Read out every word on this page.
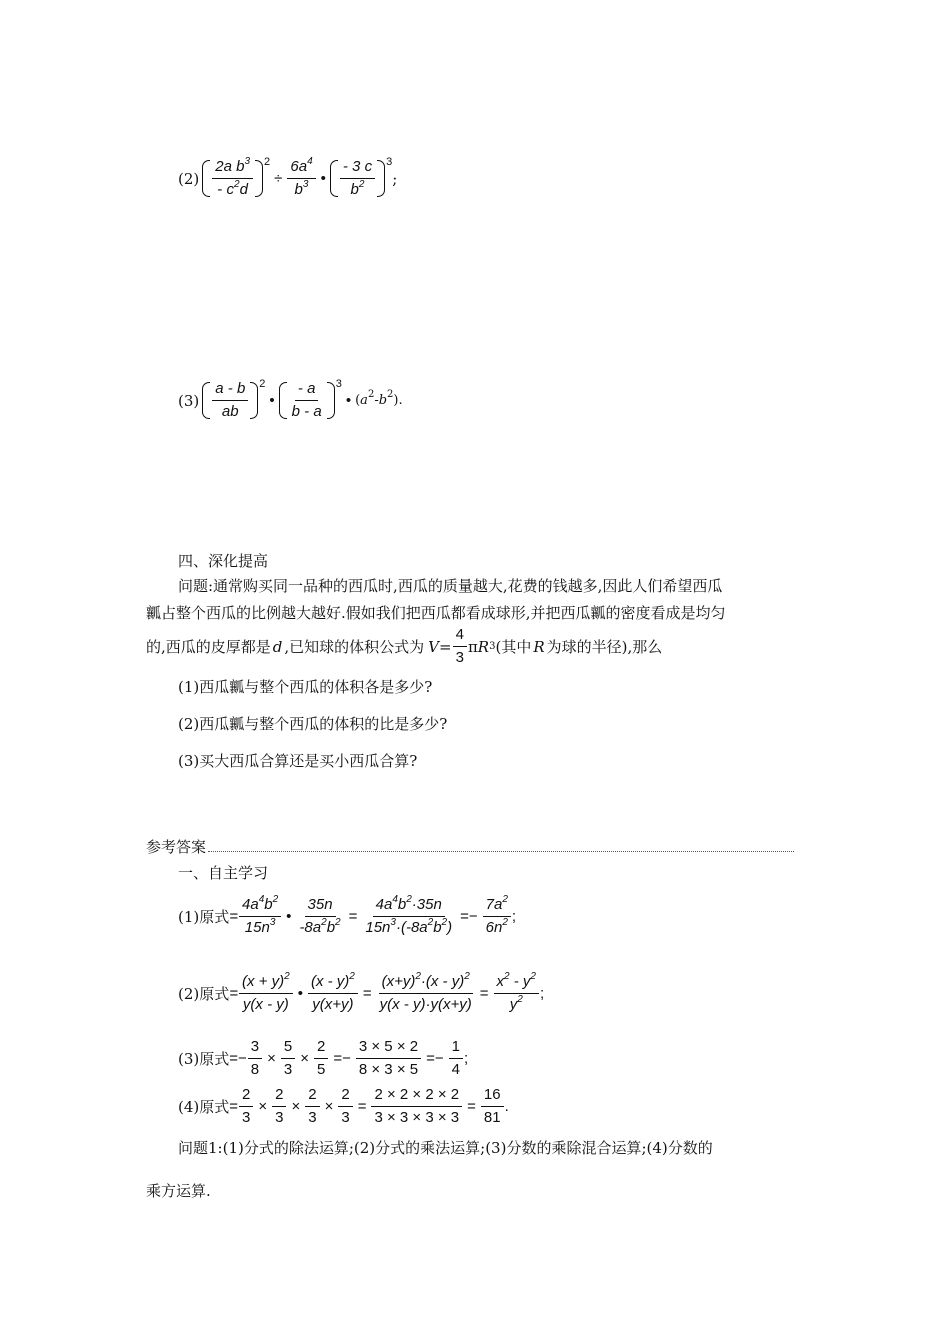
$(2) \frac{2a b^3}{- c^2d} 2$
÷ $\frac{6a^4}{b^3}$ • $\frac{- 3 c}{b^2} 3$
;
$(3) \frac{a - b}{ab} 2$
• $\frac{- a}{b - a} 3$
• $(a^2-b^2)$.
四、深化提高
问题:通常购买同一品种的西瓜时,西瓜的质量越大,花费的钱越多,因此人们希望西瓜
瓤占整个西瓜的比例越大越好.假如我们把西瓜都看成球形,并把西瓜瓤的密度看成是均匀
的,西瓜的皮厚都是 d ,已知球的体积公式为 $V = \frac{4}{3}$ π R 3 (其中 R 为球的半径),那么
(1)西瓜瓤与整个西瓜的体积各是多少?
(2)西瓜瓤与整个西瓜的体积的比是多少?
(3)买大西瓜合算还是买小西瓜合算?
参考答案
一、自主学习
(1)原式 = $\frac{4a^4b^2}{15n^3}$ • $\frac{35n}{-8a^2b^2} = \frac{4a^4b^2\cdot 35n}{15n^3\cdot(-8a^2b^2)} =- \frac{7a^2}{6n^2}$ ;
(2)原式 = $\frac{(x + y)^2}{y(x - y)}$ • $\frac{(x - y)^2}{y(x+y)} = \frac{(x+y)^2\cdot(x - y)^2}{y(x - y)\cdot y(x+y)} = \frac{x^2 - y^2}{y^2}$ ;
(3)原式 =− $\frac{3}{8} \times \frac{5}{3} \times \frac{2}{5} =- \frac{3 \times 5 \times 2}{8 \times 3 \times 5} =- \frac{1}{4}$ ;
(4)原式 = $\frac{2}{3} \times \frac{2}{3} \times \frac{2}{3} \times \frac{2}{3} = \frac{2 \times 2 \times 2 \times 2}{3 \times 3 \times 3 \times 3} = \frac{16}{81}$ .
问题1:(1)分式的除法运算;(2)分式的乘法运算;(3)分数的乘除混合运算;(4)分数的
乘方运算.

TASK PROMPT: Return all lines containing the word "cdot".

TASK ANSWER:
(1)原式 = $\frac{4a^4b^2}{15n^3}$ • $\frac{35n}{-8a^2b^2} = \frac{4a^4b^2\cdot 35n}{15n^3\cdot(-8a^2b^2)} =- \frac{7a^2}{6n^2}$ ;
(2)原式 = $\frac{(x + y)^2}{y(x - y)}$ • $\frac{(x - y)^2}{y(x+y)} = \frac{(x+y)^2\cdot(x - y)^2}{y(x - y)\cdot y(x+y)} = \frac{x^2 - y^2}{y^2}$ ;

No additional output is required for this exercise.